**WHAT TO PRODUCE**
Copy out everything from the line containing "List 36 of the" down to the line containing "text: (b) bbox=[314, 840, 338, 862]", both ends included, word for word and without the pictures.

**MATERIAL SHOWN**
** begin **

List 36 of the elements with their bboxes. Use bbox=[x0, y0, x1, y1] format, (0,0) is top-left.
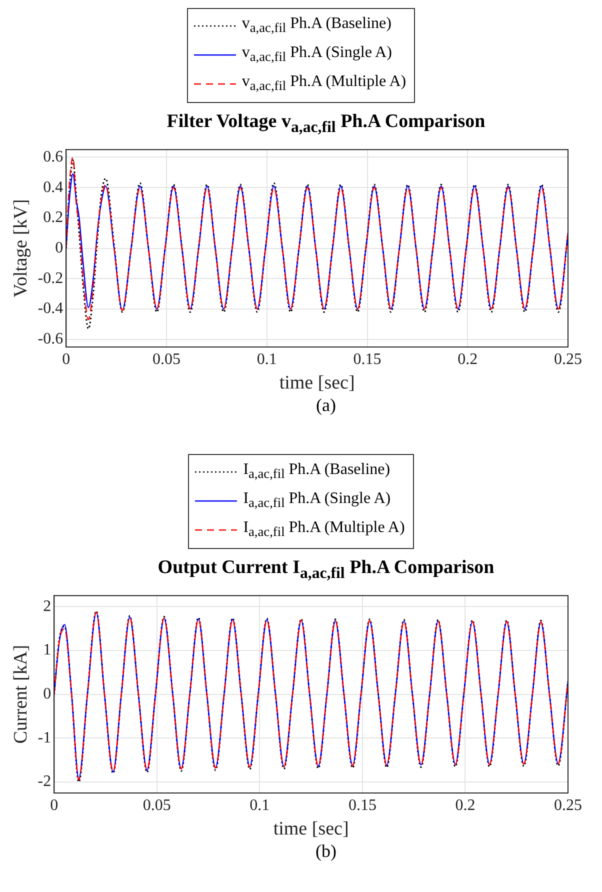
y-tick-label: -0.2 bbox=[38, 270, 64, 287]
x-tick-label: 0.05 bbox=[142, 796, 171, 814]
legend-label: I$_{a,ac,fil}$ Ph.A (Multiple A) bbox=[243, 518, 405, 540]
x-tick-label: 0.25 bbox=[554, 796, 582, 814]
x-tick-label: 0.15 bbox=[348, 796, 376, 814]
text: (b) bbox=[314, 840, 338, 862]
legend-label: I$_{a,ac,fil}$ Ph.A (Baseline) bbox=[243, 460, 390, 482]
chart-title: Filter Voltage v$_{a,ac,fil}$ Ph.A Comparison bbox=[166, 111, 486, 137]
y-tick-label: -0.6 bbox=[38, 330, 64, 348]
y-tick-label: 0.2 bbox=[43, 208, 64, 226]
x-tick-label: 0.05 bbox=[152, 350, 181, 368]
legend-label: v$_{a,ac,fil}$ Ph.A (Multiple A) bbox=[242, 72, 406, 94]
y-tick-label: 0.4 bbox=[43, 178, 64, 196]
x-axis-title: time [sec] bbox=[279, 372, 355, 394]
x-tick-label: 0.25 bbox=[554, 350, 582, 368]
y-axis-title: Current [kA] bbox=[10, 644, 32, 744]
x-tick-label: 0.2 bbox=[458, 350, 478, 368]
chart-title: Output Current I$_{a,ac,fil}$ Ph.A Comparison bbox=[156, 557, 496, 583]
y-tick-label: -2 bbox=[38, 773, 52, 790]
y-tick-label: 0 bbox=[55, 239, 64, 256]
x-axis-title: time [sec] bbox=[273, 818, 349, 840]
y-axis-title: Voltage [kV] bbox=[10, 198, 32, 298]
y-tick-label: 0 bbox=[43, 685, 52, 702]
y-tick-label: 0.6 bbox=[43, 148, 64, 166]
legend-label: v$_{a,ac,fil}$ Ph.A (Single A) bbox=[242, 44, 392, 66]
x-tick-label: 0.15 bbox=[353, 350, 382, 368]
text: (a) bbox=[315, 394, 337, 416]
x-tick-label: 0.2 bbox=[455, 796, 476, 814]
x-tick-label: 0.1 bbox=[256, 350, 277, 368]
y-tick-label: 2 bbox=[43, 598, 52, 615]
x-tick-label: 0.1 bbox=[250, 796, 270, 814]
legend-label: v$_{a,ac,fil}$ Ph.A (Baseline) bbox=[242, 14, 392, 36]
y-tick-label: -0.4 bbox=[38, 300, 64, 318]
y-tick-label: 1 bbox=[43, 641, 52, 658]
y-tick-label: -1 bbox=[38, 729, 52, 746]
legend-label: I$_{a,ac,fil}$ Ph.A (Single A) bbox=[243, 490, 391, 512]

** end **
** begin **

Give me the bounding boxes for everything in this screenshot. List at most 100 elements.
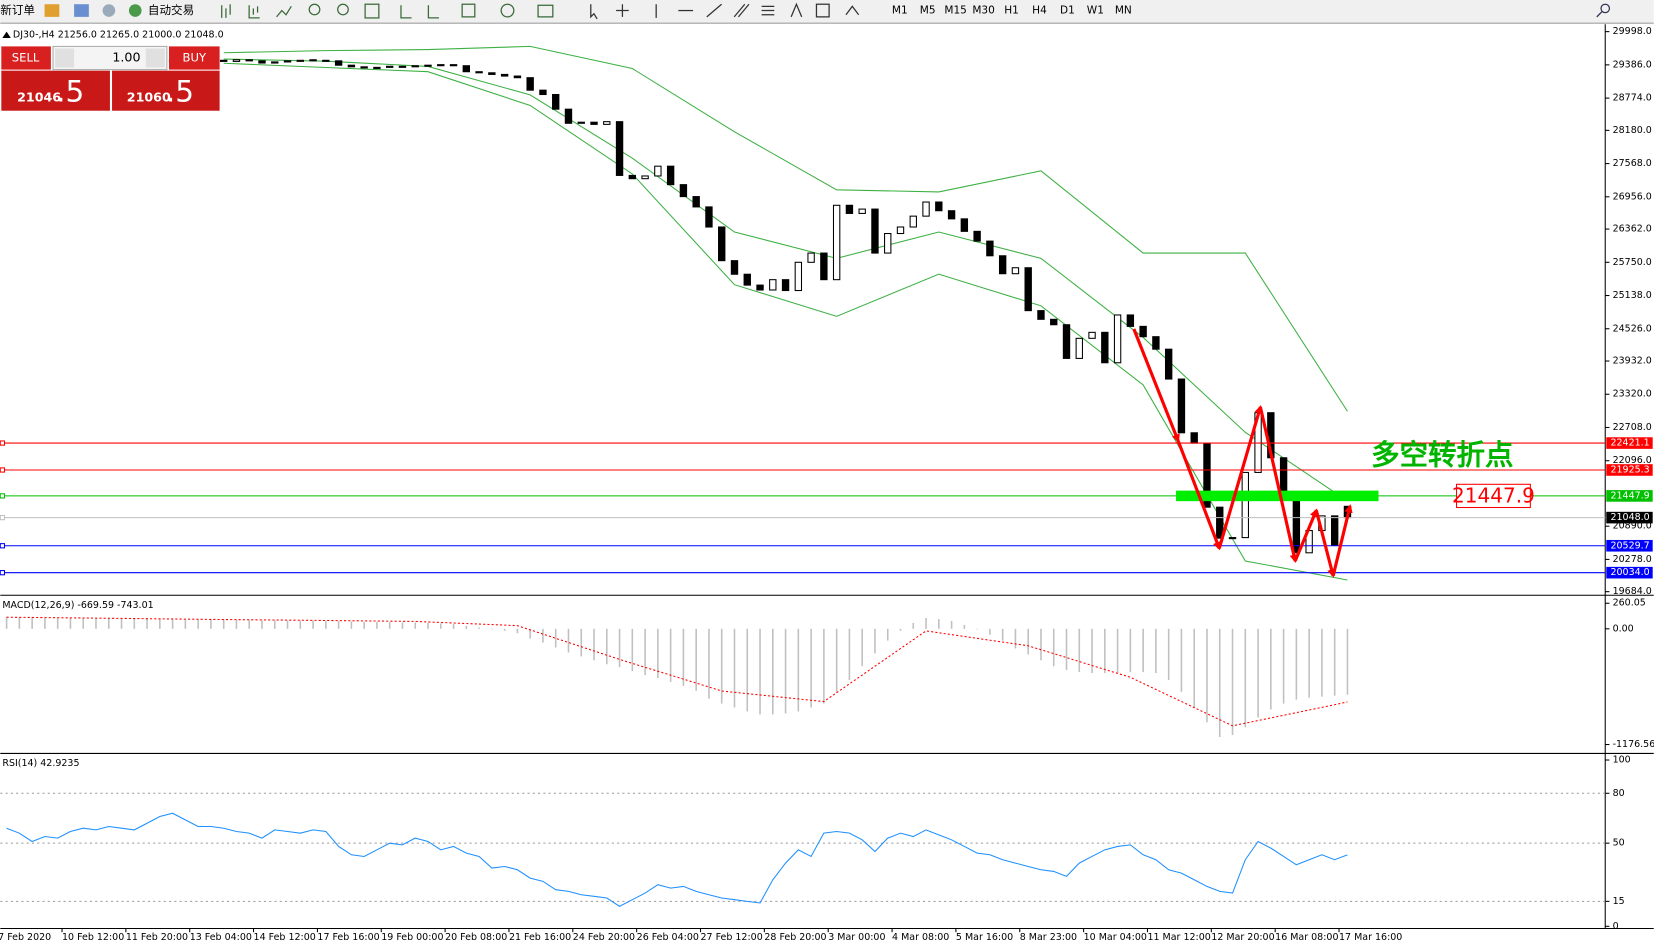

** end **

**COMPLETED TASK**
List 36 of the elements with their bboxes. Use bbox=[x0, y0, x1, y1] format, (0,0) is top-left.
y-tick-label: -0.2 bbox=[38, 270, 64, 287]
x-tick-label: 0.05 bbox=[142, 796, 171, 814]
legend-label: I$_{a,ac,fil}$ Ph.A (Multiple A) bbox=[243, 518, 405, 540]
x-tick-label: 0.25 bbox=[554, 796, 582, 814]
x-tick-label: 0.15 bbox=[348, 796, 376, 814]
text: (b) bbox=[314, 840, 338, 862]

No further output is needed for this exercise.